* [REQUEST] Render every line of the material below as a Markdown table with the columns "Row" and "Line". Number each row, skip blank lines, and leave the pictures out.

*** DATA EXTRACT

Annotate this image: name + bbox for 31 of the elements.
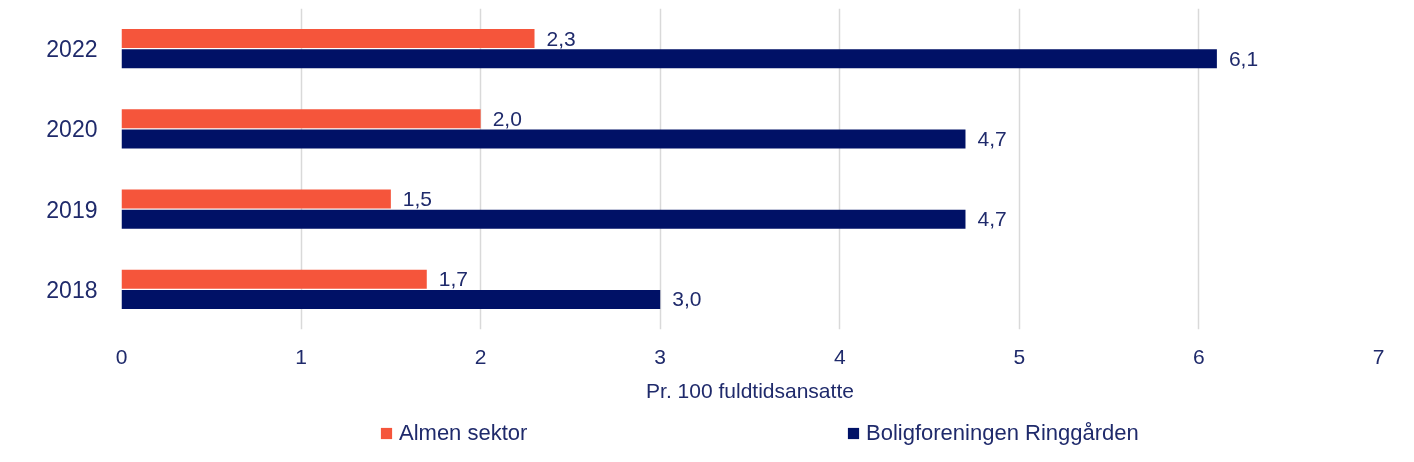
y-tick-label: 2022 [46, 36, 98, 63]
bar [121, 269, 427, 289]
x-tick-label: 2 [474, 344, 487, 368]
legend-label: Almen sektor [399, 420, 529, 446]
data-label: 1,7 [438, 267, 468, 291]
bar [121, 289, 661, 309]
x-tick-label: 6 [1193, 344, 1205, 368]
legend-label: Boligforeningen Ringgården [866, 420, 1140, 446]
bar [121, 29, 535, 49]
data-label: 3,0 [672, 287, 702, 311]
bar [121, 109, 481, 129]
y-tick-label: 2020 [46, 116, 98, 143]
data-label: 1,5 [402, 187, 433, 211]
x-tick-label: 3 [654, 344, 667, 368]
bar [121, 129, 966, 149]
x-axis-title: Pr. 100 fuldtidsansatte [646, 378, 854, 402]
bar [121, 49, 1217, 69]
data-label: 4,7 [977, 126, 1007, 150]
data-label: 2,3 [546, 26, 576, 50]
y-tick-label: 2018 [46, 276, 98, 303]
bar [121, 189, 391, 209]
y-tick-label: 2019 [46, 196, 98, 223]
data-label: 6,1 [1228, 46, 1259, 70]
x-tick-label: 1 [295, 344, 307, 368]
x-tick-label: 4 [833, 344, 846, 368]
bar [121, 209, 966, 229]
data-label: 2,0 [492, 106, 522, 130]
data-label: 4,7 [977, 207, 1007, 231]
x-tick-label: 5 [1013, 344, 1026, 368]
x-tick-label: 7 [1372, 344, 1385, 368]
x-tick-label: 0 [115, 344, 128, 368]
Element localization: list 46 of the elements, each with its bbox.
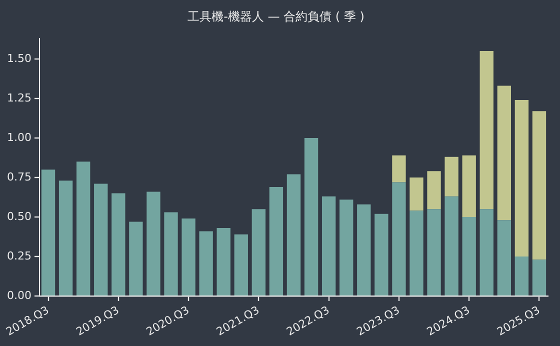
bar: [514, 100, 529, 256]
bar: [112, 193, 126, 296]
y-tick-label: 1.50: [6, 52, 32, 65]
bar: [480, 51, 494, 210]
bar: [216, 228, 230, 296]
bar: [304, 138, 318, 296]
bar: [340, 200, 354, 296]
bar: [480, 209, 494, 296]
chart-title: 工具機-機器人 — 合約負債 ( 季 ): [188, 9, 364, 24]
bar: [410, 210, 424, 296]
bar: [374, 214, 388, 296]
bar: [532, 260, 546, 296]
y-tick-label: 1.25: [6, 91, 32, 104]
bar: [252, 209, 266, 296]
y-tick-label: 1.00: [6, 130, 32, 144]
bar: [146, 192, 160, 296]
bar: [462, 216, 476, 296]
bar: [427, 171, 441, 210]
bar: [182, 218, 196, 296]
bar: [129, 222, 143, 296]
bar: [357, 204, 371, 296]
bar: [497, 220, 511, 296]
y-tick-label: 0.25: [6, 249, 32, 262]
bar: [76, 162, 90, 296]
bar: [58, 180, 73, 296]
bar: [94, 184, 108, 296]
bar: [41, 170, 56, 296]
bar: [514, 256, 529, 296]
y-tick-label: 0.00: [6, 288, 32, 302]
bar: [532, 111, 546, 260]
bar: [234, 234, 248, 296]
bar: [322, 196, 336, 296]
bar: [286, 174, 301, 296]
bar: [410, 177, 424, 211]
bar: [444, 196, 458, 296]
y-tick-label: 0.50: [6, 210, 32, 223]
bar: [444, 156, 458, 196]
bar: [462, 155, 476, 217]
bar: [427, 209, 441, 296]
bar: [392, 155, 406, 182]
bar: [497, 86, 511, 220]
bar: [199, 231, 213, 296]
bar: [164, 212, 178, 296]
bar: [392, 182, 406, 296]
bar: [269, 186, 284, 296]
y-tick-label: 0.75: [6, 170, 32, 184]
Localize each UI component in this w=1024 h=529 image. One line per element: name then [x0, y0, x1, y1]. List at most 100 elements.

******

* [REPLY TO THE EXERCISE]
| Row | Line |
|---|---|
| 1 | Annotate this image: name + bbox for 31 of the elements. |
| 2 | y-tick-label: 2022 [46, 36, 98, 63] |
| 3 | bar [121, 269, 427, 289] |
| 4 | x-tick-label: 2 [474, 344, 487, 368] |
| 5 | legend-label: Almen sektor [399, 420, 529, 446] |
| 6 | data-label: 1,7 [438, 267, 468, 291] |
| 7 | bar [121, 289, 661, 309] |
| 8 | x-tick-label: 6 [1193, 344, 1205, 368] |
| 9 | legend-label: Boligforeningen Ringgården [866, 420, 1140, 446] |
| 10 | bar [121, 29, 535, 49] |
| 11 | data-label: 3,0 [672, 287, 702, 311] |
| 12 | bar [121, 109, 481, 129] |
| 13 | y-tick-label: 2020 [46, 116, 98, 143] |
| 14 | data-label: 1,5 [402, 187, 433, 211] |
| 15 | x-tick-label: 3 [654, 344, 667, 368] |
| 16 | bar [121, 129, 966, 149] |
| 17 | x-axis-title: Pr. 100 fuldtidsansatte [646, 378, 854, 402] |
| 18 | bar [121, 49, 1217, 69] |
| 19 | data-label: 4,7 [977, 126, 1007, 150] |
| 20 | data-label: 2,3 [546, 26, 576, 50] |
| 21 | y-tick-label: 2018 [46, 276, 98, 303] |
| 22 | bar [121, 189, 391, 209] |
| 23 | y-tick-label: 2019 [46, 196, 98, 223] |
| 24 | data-label: 6,1 [1228, 46, 1259, 70] |
| 25 | x-tick-label: 1 [295, 344, 307, 368] |
| 26 | x-tick-label: 4 [833, 344, 846, 368] |
| 27 | bar [121, 209, 966, 229] |
| 28 | data-label: 2,0 [492, 106, 522, 130] |
| 29 | data-label: 4,7 [977, 207, 1007, 231] |
| 30 | x-tick-label: 5 [1013, 344, 1026, 368] |
| 31 | x-tick-label: 7 [1372, 344, 1385, 368] |
| 32 | x-tick-label: 0 [115, 344, 128, 368] |
| 33 | Element localization: list 46 of the elements, each with its bbox. |
| 34 | bar: [514, 100, 529, 256] |
| 35 | bar: [112, 193, 126, 296] |
| 36 | y-tick-label: 1.50: [6, 52, 32, 65] |
| 37 | bar: [480, 51, 494, 210] |
| 38 | bar: [216, 228, 230, 296] |
| 39 | bar: [304, 138, 318, 296] |
| 40 | bar: [340, 200, 354, 296] |
| 41 | bar: [480, 209, 494, 296] |
| 42 | chart-title: 工具機-機器人 — 合約負債 ( 季 ): [188, 9, 364, 24] |
| 43 | bar: [410, 210, 424, 296] |
| 44 | bar: [374, 214, 388, 296] |
| 45 | bar: [532, 260, 546, 296] |
| 46 | y-tick-label: 1.25: [6, 91, 32, 104] |
| 47 | bar: [252, 209, 266, 296] |
| 48 | y-tick-label: 1.00: [6, 130, 32, 144] |
| 49 | bar: [146, 192, 160, 296] |
| 50 | bar: [462, 216, 476, 296] |
| 51 | bar: [427, 171, 441, 210] |
| 52 | bar: [182, 218, 196, 296] |
| 53 | bar: [129, 222, 143, 296] |
| 54 | bar: [357, 204, 371, 296] |
| 55 | bar: [497, 220, 511, 296] |
| 56 | y-tick-label: 0.25: [6, 249, 32, 262] |
| 57 | bar: [76, 162, 90, 296] |
| 58 | bar: [58, 180, 73, 296] |
| 59 | bar: [94, 184, 108, 296] |
| 60 | bar: [41, 170, 56, 296] |
| 61 | bar: [514, 256, 529, 296] |
| 62 | y-tick-label: 0.00: [6, 288, 32, 302] |
| 63 | bar: [532, 111, 546, 260] |
| 64 | bar: [234, 234, 248, 296] |
| 65 | bar: [322, 196, 336, 296] |
| 66 | bar: [286, 174, 301, 296] |
| 67 | bar: [410, 177, 424, 211] |
| 68 | bar: [444, 196, 458, 296] |
| 69 | y-tick-label: 0.50: [6, 210, 32, 223] |
| 70 | bar: [444, 156, 458, 196] |
| 71 | bar: [462, 155, 476, 217] |
| 72 | bar: [427, 209, 441, 296] |
| 73 | bar: [392, 155, 406, 182] |
| 74 | bar: [497, 86, 511, 220] |
| 75 | bar: [199, 231, 213, 296] |
| 76 | bar: [164, 212, 178, 296] |
| 77 | bar: [392, 182, 406, 296] |
| 78 | bar: [269, 186, 284, 296] |
| 79 | y-tick-label: 0.75: [6, 170, 32, 184] |
| 80 | Localize each UI component in this w=1024 h=529 image. One line per element: name then [x0, y0, x1, y1]. List at most 100 elements. |